THE PROBLEM:
Repeat the full listing below verbatim and keep the images out.

(Dataset records)
-- START --

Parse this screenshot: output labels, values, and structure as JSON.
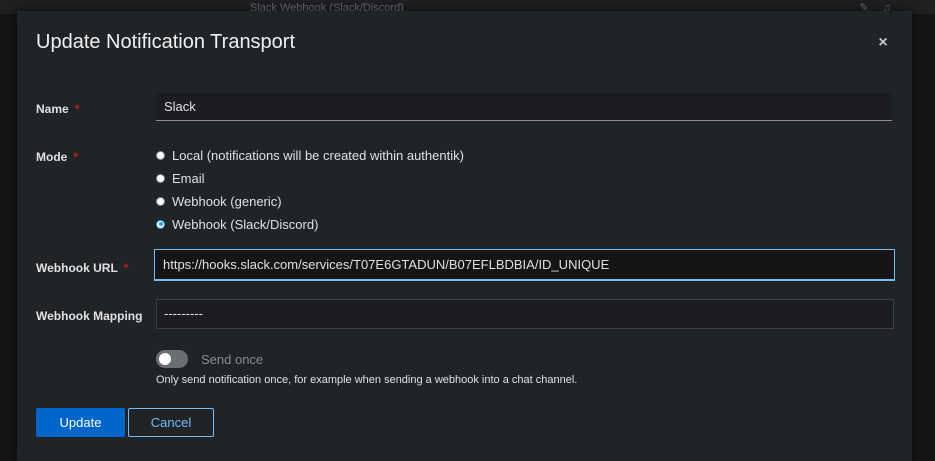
{
  "background": {
    "title": "Slack Webhook (Slack/Discord)"
  },
  "modal": {
    "title": "Update Notification Transport",
    "close_label": "×"
  },
  "form": {
    "name": {
      "label": "Name",
      "required": "*",
      "value": "Slack"
    },
    "mode": {
      "label": "Mode",
      "required": "*",
      "options": [
        {
          "label": "Local (notifications will be created within authentik)",
          "checked": false
        },
        {
          "label": "Email",
          "checked": false
        },
        {
          "label": "Webhook (generic)",
          "checked": false
        },
        {
          "label": "Webhook (Slack/Discord)",
          "checked": true
        }
      ]
    },
    "webhook_url": {
      "label": "Webhook URL",
      "required": "*",
      "value": "https://hooks.slack.com/services/T07E6GTADUN/B07EFLBDBIA/ID_UNIQUE"
    },
    "webhook_mapping": {
      "label": "Webhook Mapping",
      "value": "---------"
    },
    "send_once": {
      "label": "Send once",
      "enabled": false,
      "helper": "Only send notification once, for example when sending a webhook into a chat channel."
    }
  },
  "actions": {
    "update_label": "Update",
    "cancel_label": "Cancel"
  },
  "colors": {
    "primary": "#0066cc",
    "link": "#73bcf7",
    "required": "#c9190b"
  }
}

-- END --

RESULT OF THIS EXERCISE:
Parse this screenshot: output labels, values, and structure as JSON.
{
  "background": {
    "title": "Slack Webhook (Slack/Discord)"
  },
  "modal": {
    "title": "Update Notification Transport",
    "close_label": "×"
  },
  "form": {
    "name": {
      "label": "Name",
      "required": "*",
      "value": "Slack"
    },
    "mode": {
      "label": "Mode",
      "required": "*",
      "options": [
        {
          "label": "Local (notifications will be created within authentik)",
          "checked": false
        },
        {
          "label": "Email",
          "checked": false
        },
        {
          "label": "Webhook (generic)",
          "checked": false
        },
        {
          "label": "Webhook (Slack/Discord)",
          "checked": true
        }
      ]
    },
    "webhook_url": {
      "label": "Webhook URL",
      "required": "*",
      "value": "https://hooks.slack.com/services/T07E6GTADUN/B07EFLBDBIA/ID_UNIQUE"
    },
    "webhook_mapping": {
      "label": "Webhook Mapping",
      "value": "---------"
    },
    "send_once": {
      "label": "Send once",
      "enabled": false,
      "helper": "Only send notification once, for example when sending a webhook into a chat channel."
    }
  },
  "actions": {
    "update_label": "Update",
    "cancel_label": "Cancel"
  },
  "colors": {
    "primary": "#0066cc",
    "link": "#73bcf7",
    "required": "#c9190b"
  }
}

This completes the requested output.